(Dataset items)
---------------

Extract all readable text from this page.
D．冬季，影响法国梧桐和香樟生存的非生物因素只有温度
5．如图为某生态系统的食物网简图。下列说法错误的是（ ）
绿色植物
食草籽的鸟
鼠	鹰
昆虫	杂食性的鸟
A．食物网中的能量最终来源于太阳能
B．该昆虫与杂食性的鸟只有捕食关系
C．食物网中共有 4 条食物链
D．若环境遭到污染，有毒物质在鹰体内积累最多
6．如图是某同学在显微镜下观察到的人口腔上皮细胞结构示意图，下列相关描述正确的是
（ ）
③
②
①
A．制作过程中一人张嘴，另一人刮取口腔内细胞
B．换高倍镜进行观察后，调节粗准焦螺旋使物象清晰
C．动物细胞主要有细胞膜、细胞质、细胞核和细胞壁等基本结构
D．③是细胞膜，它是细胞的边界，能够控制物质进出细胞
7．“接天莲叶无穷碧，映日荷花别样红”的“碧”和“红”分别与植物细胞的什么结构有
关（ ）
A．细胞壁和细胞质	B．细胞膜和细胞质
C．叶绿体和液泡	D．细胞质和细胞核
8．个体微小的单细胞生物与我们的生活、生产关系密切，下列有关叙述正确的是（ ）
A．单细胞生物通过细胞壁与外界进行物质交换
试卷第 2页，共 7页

---------------

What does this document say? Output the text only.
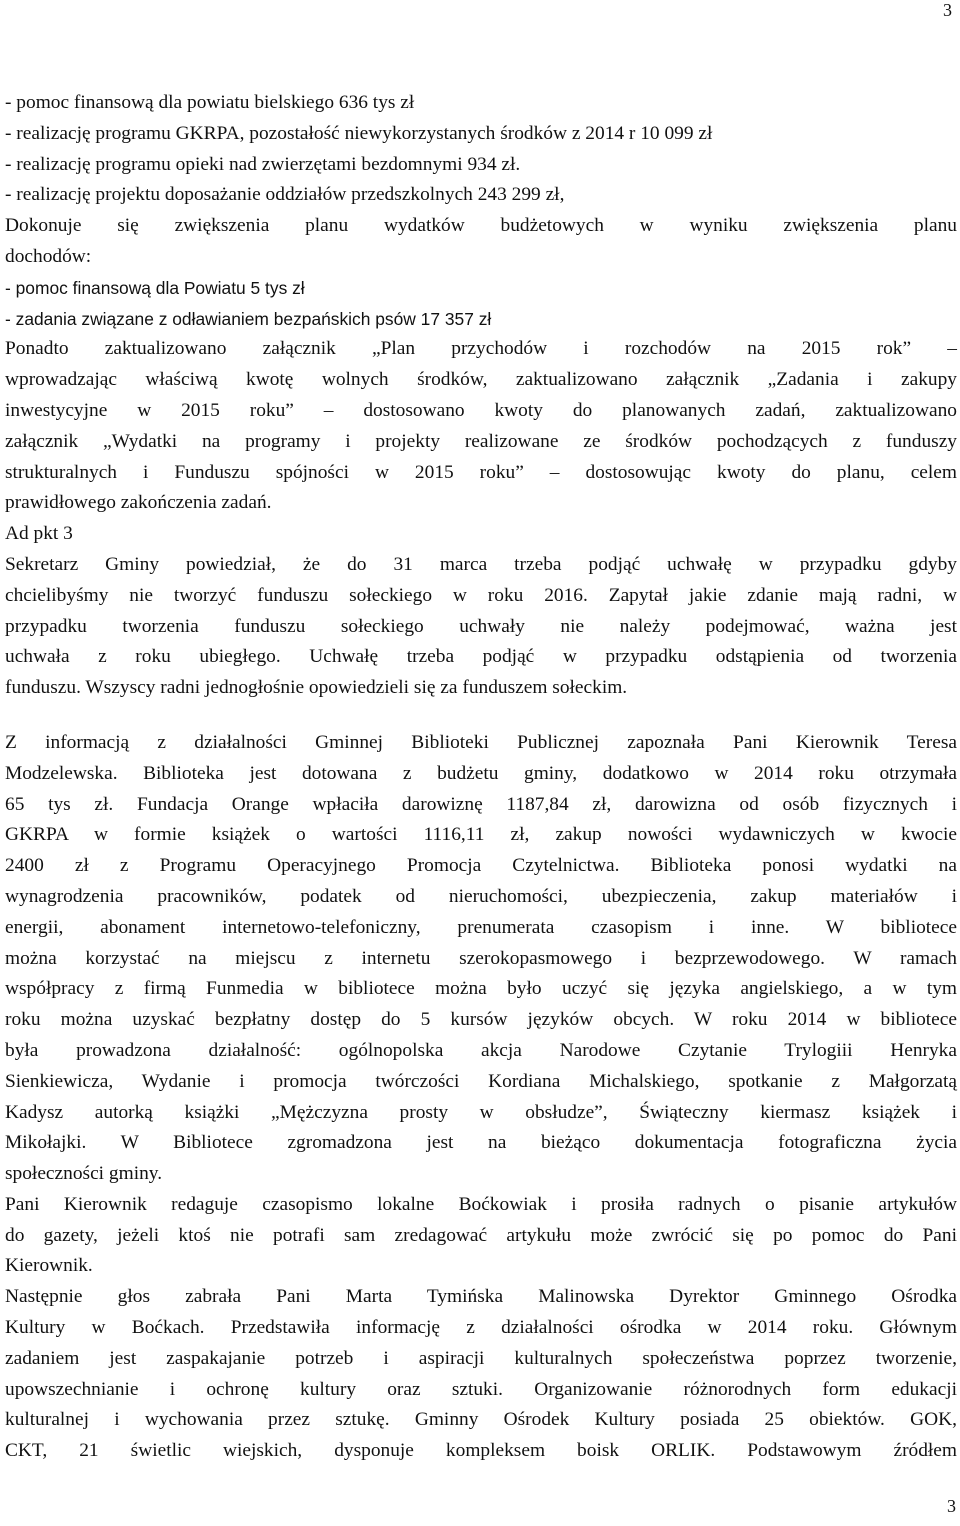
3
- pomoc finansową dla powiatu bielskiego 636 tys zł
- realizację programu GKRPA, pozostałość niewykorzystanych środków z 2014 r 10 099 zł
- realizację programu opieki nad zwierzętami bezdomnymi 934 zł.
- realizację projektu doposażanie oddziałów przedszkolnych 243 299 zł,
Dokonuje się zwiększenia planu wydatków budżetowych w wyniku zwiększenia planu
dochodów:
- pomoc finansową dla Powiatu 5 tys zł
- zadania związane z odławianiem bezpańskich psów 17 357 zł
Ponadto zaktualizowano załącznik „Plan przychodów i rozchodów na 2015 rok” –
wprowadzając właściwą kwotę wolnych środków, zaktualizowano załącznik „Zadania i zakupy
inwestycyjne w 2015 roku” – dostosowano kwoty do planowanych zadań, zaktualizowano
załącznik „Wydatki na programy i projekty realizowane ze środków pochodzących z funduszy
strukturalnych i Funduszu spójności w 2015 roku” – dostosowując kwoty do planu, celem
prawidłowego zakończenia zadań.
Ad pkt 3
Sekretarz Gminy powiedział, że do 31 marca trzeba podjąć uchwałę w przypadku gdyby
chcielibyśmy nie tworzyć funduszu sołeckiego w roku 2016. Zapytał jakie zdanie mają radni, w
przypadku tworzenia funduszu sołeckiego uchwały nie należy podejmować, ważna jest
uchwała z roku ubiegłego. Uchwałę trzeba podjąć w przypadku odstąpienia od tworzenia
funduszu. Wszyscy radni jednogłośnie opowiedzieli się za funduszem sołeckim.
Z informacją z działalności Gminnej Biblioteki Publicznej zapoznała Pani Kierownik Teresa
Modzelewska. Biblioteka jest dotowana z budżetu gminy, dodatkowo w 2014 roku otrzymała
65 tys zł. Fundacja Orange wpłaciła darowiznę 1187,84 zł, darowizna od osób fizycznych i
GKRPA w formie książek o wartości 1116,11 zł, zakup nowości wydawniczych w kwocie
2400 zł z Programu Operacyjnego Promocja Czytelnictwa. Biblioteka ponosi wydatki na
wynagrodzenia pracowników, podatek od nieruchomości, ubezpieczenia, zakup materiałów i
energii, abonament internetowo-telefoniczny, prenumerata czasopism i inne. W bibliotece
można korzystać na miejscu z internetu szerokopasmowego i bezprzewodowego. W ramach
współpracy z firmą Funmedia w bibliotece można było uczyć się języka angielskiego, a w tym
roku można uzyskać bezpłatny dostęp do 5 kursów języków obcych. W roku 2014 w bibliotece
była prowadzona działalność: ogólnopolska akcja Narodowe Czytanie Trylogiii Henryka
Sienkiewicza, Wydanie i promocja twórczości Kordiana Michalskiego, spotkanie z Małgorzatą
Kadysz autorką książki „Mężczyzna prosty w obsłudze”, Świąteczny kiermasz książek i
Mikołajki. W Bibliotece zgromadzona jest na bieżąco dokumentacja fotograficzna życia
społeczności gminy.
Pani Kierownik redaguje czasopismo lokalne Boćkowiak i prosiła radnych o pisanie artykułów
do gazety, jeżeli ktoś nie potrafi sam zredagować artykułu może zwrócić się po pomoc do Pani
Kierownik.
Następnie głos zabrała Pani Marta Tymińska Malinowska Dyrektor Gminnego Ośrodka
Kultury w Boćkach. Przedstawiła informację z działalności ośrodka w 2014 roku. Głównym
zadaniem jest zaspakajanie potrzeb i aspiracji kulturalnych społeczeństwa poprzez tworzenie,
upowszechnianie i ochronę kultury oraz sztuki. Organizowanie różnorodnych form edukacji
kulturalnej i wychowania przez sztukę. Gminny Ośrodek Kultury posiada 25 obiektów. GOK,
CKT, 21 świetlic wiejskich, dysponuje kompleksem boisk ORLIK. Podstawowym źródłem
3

---------------

Set problem ▸
Note every line above where the string "zadań" shows up, and copy those lines.

Solution below ▸
inwestycyjne w 2015 roku” – dostosowano kwoty do planowanych zadań, zaktualizowano
prawidłowego zakończenia zadań.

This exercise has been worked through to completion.